Short problem
Please copy the material word for word, starting at the line that contains "legend-label-max: Max Cost" and ending after the line that contains "gauge-chart-container: $90 $116".

(Image layout annotations)

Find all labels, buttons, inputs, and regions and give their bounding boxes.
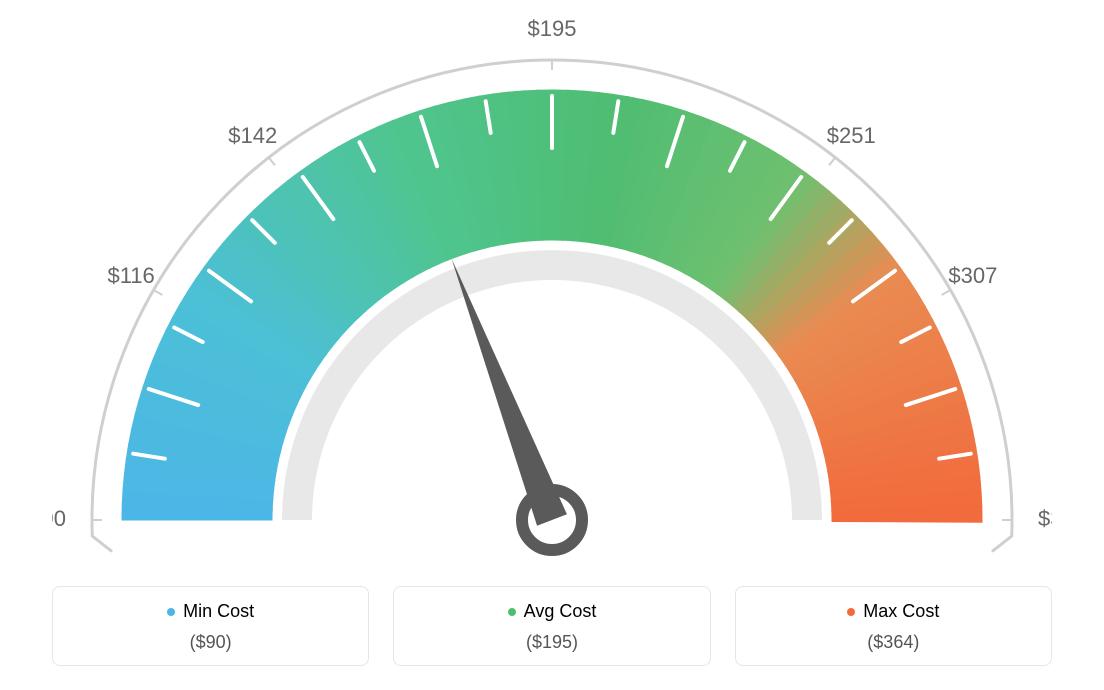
legend-label-max: Max Cost — [863, 601, 939, 622]
legend-dot-avg — [508, 608, 516, 616]
legend-label-min: Min Cost — [183, 601, 254, 622]
svg-text:$195: $195 — [528, 16, 577, 41]
svg-text:$307: $307 — [948, 263, 997, 288]
legend-value-max: ($364) — [746, 632, 1041, 653]
legend-dot-max — [847, 608, 855, 616]
legend-title-max: Max Cost — [847, 601, 939, 622]
legend-title-avg: Avg Cost — [508, 601, 597, 622]
svg-text:$90: $90 — [52, 506, 66, 531]
legend-label-avg: Avg Cost — [524, 601, 597, 622]
legend-card-max: Max Cost ($364) — [735, 586, 1052, 666]
svg-text:$251: $251 — [827, 123, 876, 148]
legend-value-min: ($90) — [63, 632, 358, 653]
legend-dot-min — [167, 608, 175, 616]
svg-text:$142: $142 — [228, 123, 277, 148]
svg-text:$116: $116 — [107, 263, 154, 288]
legend-card-min: Min Cost ($90) — [52, 586, 369, 666]
legend-row: Min Cost ($90) Avg Cost ($195) Max Cost … — [52, 586, 1052, 666]
legend-card-avg: Avg Cost ($195) — [393, 586, 710, 666]
gauge-chart-container: $90 $116 $142 $195 $251 $307 $364 Min Cost ($9… — [0, 0, 1104, 690]
svg-text:$364: $364 — [1038, 506, 1052, 531]
gauge-chart: $90 $116 $142 $195 $251 $307 $364 — [52, 0, 1052, 560]
legend-title-min: Min Cost — [167, 601, 254, 622]
legend-value-avg: ($195) — [404, 632, 699, 653]
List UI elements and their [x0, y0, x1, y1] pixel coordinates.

Result of this exercise
legend-label-max: Max Cost — [863, 601, 939, 622]
legend-dot-avg — [508, 608, 516, 616]
legend-label-min: Min Cost — [183, 601, 254, 622]
svg-text:$195: $195 — [528, 16, 577, 41]
svg-text:$307: $307 — [948, 263, 997, 288]
legend-value-max: ($364) — [746, 632, 1041, 653]
legend-dot-max — [847, 608, 855, 616]
legend-title-max: Max Cost — [847, 601, 939, 622]
legend-title-avg: Avg Cost — [508, 601, 597, 622]
svg-text:$90: $90 — [52, 506, 66, 531]
legend-label-avg: Avg Cost — [524, 601, 597, 622]
legend-card-max: Max Cost ($364) — [735, 586, 1052, 666]
svg-text:$251: $251 — [827, 123, 876, 148]
legend-value-min: ($90) — [63, 632, 358, 653]
legend-dot-min — [167, 608, 175, 616]
svg-text:$142: $142 — [228, 123, 277, 148]
svg-text:$116: $116 — [107, 263, 154, 288]
legend-card-min: Min Cost ($90) — [52, 586, 369, 666]
legend-row: Min Cost ($90) Avg Cost ($195) Max Cost … — [52, 586, 1052, 666]
legend-card-avg: Avg Cost ($195) — [393, 586, 710, 666]
gauge-chart-container: $90 $116 $142 $195 $251 $307 $364 Min Cost ($9… — [0, 0, 1104, 690]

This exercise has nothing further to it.